Report every line from the material that contains the word "color".

═══ DATA RECORDS

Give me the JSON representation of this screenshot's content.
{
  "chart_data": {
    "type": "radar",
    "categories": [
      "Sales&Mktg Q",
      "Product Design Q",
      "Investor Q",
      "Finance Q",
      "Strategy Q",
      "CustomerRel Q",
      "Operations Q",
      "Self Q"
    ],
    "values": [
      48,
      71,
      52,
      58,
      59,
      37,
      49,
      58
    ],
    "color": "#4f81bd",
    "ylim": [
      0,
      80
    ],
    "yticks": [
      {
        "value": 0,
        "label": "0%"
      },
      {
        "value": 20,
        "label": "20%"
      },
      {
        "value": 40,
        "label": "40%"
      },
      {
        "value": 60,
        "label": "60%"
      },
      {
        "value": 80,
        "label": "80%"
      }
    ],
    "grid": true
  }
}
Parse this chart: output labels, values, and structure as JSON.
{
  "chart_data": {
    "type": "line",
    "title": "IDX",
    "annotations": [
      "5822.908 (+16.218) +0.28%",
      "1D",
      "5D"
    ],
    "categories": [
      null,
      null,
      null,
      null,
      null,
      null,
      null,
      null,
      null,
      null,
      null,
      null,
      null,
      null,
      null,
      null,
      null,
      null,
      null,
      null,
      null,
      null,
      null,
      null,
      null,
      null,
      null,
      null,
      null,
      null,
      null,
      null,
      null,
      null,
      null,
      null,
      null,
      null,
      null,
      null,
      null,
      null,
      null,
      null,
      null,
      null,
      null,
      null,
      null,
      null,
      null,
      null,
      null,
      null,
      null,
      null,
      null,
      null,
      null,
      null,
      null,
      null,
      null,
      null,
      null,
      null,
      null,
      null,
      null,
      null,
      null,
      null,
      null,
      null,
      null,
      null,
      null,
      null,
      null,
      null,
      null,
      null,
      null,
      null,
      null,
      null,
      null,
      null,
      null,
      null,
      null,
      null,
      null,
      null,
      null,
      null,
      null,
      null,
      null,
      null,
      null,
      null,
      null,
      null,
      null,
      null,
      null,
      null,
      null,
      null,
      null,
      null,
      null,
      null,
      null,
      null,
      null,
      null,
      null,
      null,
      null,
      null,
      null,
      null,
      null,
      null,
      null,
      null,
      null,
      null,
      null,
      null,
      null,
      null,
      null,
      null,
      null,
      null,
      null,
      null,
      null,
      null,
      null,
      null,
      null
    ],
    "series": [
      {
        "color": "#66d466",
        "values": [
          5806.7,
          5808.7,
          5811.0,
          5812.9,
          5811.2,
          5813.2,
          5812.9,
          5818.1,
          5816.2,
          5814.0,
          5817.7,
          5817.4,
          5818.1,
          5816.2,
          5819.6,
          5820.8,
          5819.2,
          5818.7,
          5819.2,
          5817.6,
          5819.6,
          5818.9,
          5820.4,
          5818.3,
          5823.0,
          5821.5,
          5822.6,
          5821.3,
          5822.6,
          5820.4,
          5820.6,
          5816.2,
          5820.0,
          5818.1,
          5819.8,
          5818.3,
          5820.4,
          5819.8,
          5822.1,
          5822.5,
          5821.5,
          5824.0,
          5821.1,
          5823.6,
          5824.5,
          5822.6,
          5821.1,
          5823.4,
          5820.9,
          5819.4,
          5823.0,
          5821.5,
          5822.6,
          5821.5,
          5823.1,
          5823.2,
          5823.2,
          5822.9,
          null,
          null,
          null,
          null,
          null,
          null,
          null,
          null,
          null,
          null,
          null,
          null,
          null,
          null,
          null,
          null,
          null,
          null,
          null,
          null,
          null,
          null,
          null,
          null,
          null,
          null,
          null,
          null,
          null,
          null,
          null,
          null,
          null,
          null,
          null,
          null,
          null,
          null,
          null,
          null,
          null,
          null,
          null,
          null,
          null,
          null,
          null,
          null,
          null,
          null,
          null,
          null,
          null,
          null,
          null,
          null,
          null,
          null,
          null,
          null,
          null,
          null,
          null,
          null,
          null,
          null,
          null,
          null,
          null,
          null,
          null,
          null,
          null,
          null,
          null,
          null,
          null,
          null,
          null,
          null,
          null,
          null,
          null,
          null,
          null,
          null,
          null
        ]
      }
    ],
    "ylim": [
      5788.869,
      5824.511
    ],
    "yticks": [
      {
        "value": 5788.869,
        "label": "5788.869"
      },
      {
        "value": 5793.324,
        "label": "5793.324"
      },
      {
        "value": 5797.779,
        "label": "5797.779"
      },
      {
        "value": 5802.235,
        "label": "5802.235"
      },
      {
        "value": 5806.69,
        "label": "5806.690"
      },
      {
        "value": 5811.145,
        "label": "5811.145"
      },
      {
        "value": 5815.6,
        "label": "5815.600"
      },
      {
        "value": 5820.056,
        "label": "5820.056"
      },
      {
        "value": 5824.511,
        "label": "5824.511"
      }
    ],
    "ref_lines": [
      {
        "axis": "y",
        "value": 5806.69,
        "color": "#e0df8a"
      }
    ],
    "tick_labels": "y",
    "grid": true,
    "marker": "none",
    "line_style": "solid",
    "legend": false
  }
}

══════

### THE COMPLETED TASK
    "color": "#4f81bd",
        "color": "#66d466",
        "color": "#e0df8a"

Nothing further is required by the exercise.